**Task requirements:** Leaving out all images, write out the records that follow exactly.

>> Begin

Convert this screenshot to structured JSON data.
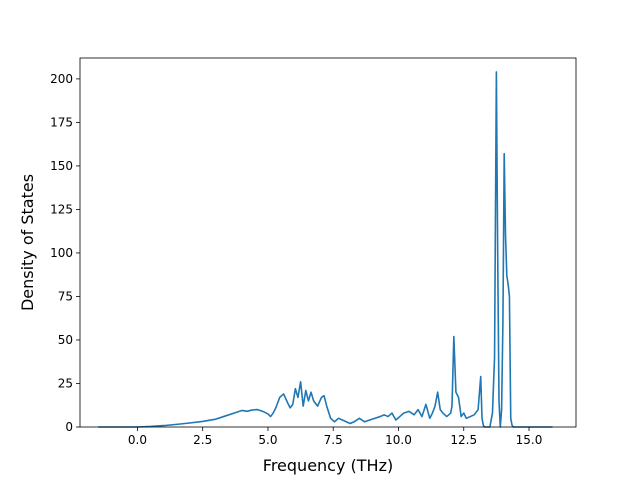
{
  "chart_data": {
    "type": "line",
    "xlabel": "Frequency (THz)",
    "ylabel": "Density of States",
    "xlim": [
      -2.2,
      16.8
    ],
    "ylim": [
      0,
      212
    ],
    "xticks": [
      0.0,
      2.5,
      5.0,
      7.5,
      10.0,
      12.5,
      15.0
    ],
    "xtick_labels": [
      "0.0",
      "2.5",
      "5.0",
      "7.5",
      "10.0",
      "12.5",
      "15.0"
    ],
    "yticks": [
      0,
      25,
      50,
      75,
      100,
      125,
      150,
      175,
      200
    ],
    "ytick_labels": [
      "0",
      "25",
      "50",
      "75",
      "100",
      "125",
      "150",
      "175",
      "200"
    ],
    "grid": false,
    "line_color": "#1f77b4",
    "series": [
      {
        "x": [
          -1.5,
          -0.5,
          0.0,
          0.5,
          1.0,
          1.5,
          2.0,
          2.5,
          2.8,
          3.0,
          3.2,
          3.4,
          3.6,
          3.8,
          4.0,
          4.2,
          4.4,
          4.6,
          4.8,
          5.0,
          5.1,
          5.2,
          5.3,
          5.45,
          5.6,
          5.75,
          5.85,
          5.95,
          6.05,
          6.15,
          6.25,
          6.35,
          6.45,
          6.55,
          6.65,
          6.75,
          6.9,
          7.05,
          7.15,
          7.25,
          7.4,
          7.55,
          7.7,
          7.85,
          8.0,
          8.15,
          8.3,
          8.5,
          8.7,
          8.9,
          9.1,
          9.3,
          9.45,
          9.6,
          9.75,
          9.9,
          10.05,
          10.2,
          10.4,
          10.6,
          10.75,
          10.9,
          11.05,
          11.2,
          11.3,
          11.4,
          11.5,
          11.6,
          11.7,
          11.85,
          12.0,
          12.05,
          12.12,
          12.2,
          12.3,
          12.4,
          12.5,
          12.6,
          12.75,
          12.9,
          13.05,
          13.15,
          13.2,
          13.25,
          13.3,
          13.35,
          13.5,
          13.6,
          13.68,
          13.75,
          13.8,
          13.85,
          13.9,
          13.95,
          14.0,
          14.05,
          14.1,
          14.15,
          14.2,
          14.25,
          14.3,
          14.35,
          14.4,
          14.5,
          14.7,
          15.0,
          15.5,
          15.9
        ],
        "y": [
          0,
          0,
          0,
          0.3,
          0.8,
          1.5,
          2.3,
          3.2,
          4,
          4.5,
          5.5,
          6.5,
          7.5,
          8.5,
          9.5,
          9,
          9.8,
          10,
          9,
          7.5,
          6,
          8,
          11,
          17,
          19,
          14,
          11,
          13,
          22,
          17,
          26,
          12,
          21,
          15,
          20,
          15,
          12,
          17,
          18,
          12,
          5,
          3,
          5,
          4,
          3,
          2,
          3,
          5,
          3,
          4,
          5,
          6,
          7,
          6,
          8,
          4,
          6,
          8,
          9,
          7,
          10,
          6,
          13,
          5,
          8,
          12,
          20,
          10,
          8,
          6,
          8,
          12,
          52,
          20,
          17,
          6,
          8,
          5,
          6,
          7,
          10,
          29,
          5,
          1,
          0,
          0,
          0,
          8,
          40,
          204,
          100,
          15,
          0,
          10,
          60,
          157,
          110,
          87,
          82,
          75,
          5,
          1,
          0,
          0,
          0,
          0,
          0,
          0
        ]
      }
    ]
  }
}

>> End

**Reply:**
Convert this screenshot to structured JSON data.
{
  "chart_data": {
    "type": "line",
    "xlabel": "Frequency (THz)",
    "ylabel": "Density of States",
    "xlim": [
      -2.2,
      16.8
    ],
    "ylim": [
      0,
      212
    ],
    "xticks": [
      0.0,
      2.5,
      5.0,
      7.5,
      10.0,
      12.5,
      15.0
    ],
    "xtick_labels": [
      "0.0",
      "2.5",
      "5.0",
      "7.5",
      "10.0",
      "12.5",
      "15.0"
    ],
    "yticks": [
      0,
      25,
      50,
      75,
      100,
      125,
      150,
      175,
      200
    ],
    "ytick_labels": [
      "0",
      "25",
      "50",
      "75",
      "100",
      "125",
      "150",
      "175",
      "200"
    ],
    "grid": false,
    "line_color": "#1f77b4",
    "series": [
      {
        "x": [
          -1.5,
          -0.5,
          0.0,
          0.5,
          1.0,
          1.5,
          2.0,
          2.5,
          2.8,
          3.0,
          3.2,
          3.4,
          3.6,
          3.8,
          4.0,
          4.2,
          4.4,
          4.6,
          4.8,
          5.0,
          5.1,
          5.2,
          5.3,
          5.45,
          5.6,
          5.75,
          5.85,
          5.95,
          6.05,
          6.15,
          6.25,
          6.35,
          6.45,
          6.55,
          6.65,
          6.75,
          6.9,
          7.05,
          7.15,
          7.25,
          7.4,
          7.55,
          7.7,
          7.85,
          8.0,
          8.15,
          8.3,
          8.5,
          8.7,
          8.9,
          9.1,
          9.3,
          9.45,
          9.6,
          9.75,
          9.9,
          10.05,
          10.2,
          10.4,
          10.6,
          10.75,
          10.9,
          11.05,
          11.2,
          11.3,
          11.4,
          11.5,
          11.6,
          11.7,
          11.85,
          12.0,
          12.05,
          12.12,
          12.2,
          12.3,
          12.4,
          12.5,
          12.6,
          12.75,
          12.9,
          13.05,
          13.15,
          13.2,
          13.25,
          13.3,
          13.35,
          13.5,
          13.6,
          13.68,
          13.75,
          13.8,
          13.85,
          13.9,
          13.95,
          14.0,
          14.05,
          14.1,
          14.15,
          14.2,
          14.25,
          14.3,
          14.35,
          14.4,
          14.5,
          14.7,
          15.0,
          15.5,
          15.9
        ],
        "y": [
          0,
          0,
          0,
          0.3,
          0.8,
          1.5,
          2.3,
          3.2,
          4,
          4.5,
          5.5,
          6.5,
          7.5,
          8.5,
          9.5,
          9,
          9.8,
          10,
          9,
          7.5,
          6,
          8,
          11,
          17,
          19,
          14,
          11,
          13,
          22,
          17,
          26,
          12,
          21,
          15,
          20,
          15,
          12,
          17,
          18,
          12,
          5,
          3,
          5,
          4,
          3,
          2,
          3,
          5,
          3,
          4,
          5,
          6,
          7,
          6,
          8,
          4,
          6,
          8,
          9,
          7,
          10,
          6,
          13,
          5,
          8,
          12,
          20,
          10,
          8,
          6,
          8,
          12,
          52,
          20,
          17,
          6,
          8,
          5,
          6,
          7,
          10,
          29,
          5,
          1,
          0,
          0,
          0,
          8,
          40,
          204,
          100,
          15,
          0,
          10,
          60,
          157,
          110,
          87,
          82,
          75,
          5,
          1,
          0,
          0,
          0,
          0,
          0,
          0
        ]
      }
    ]
  }
}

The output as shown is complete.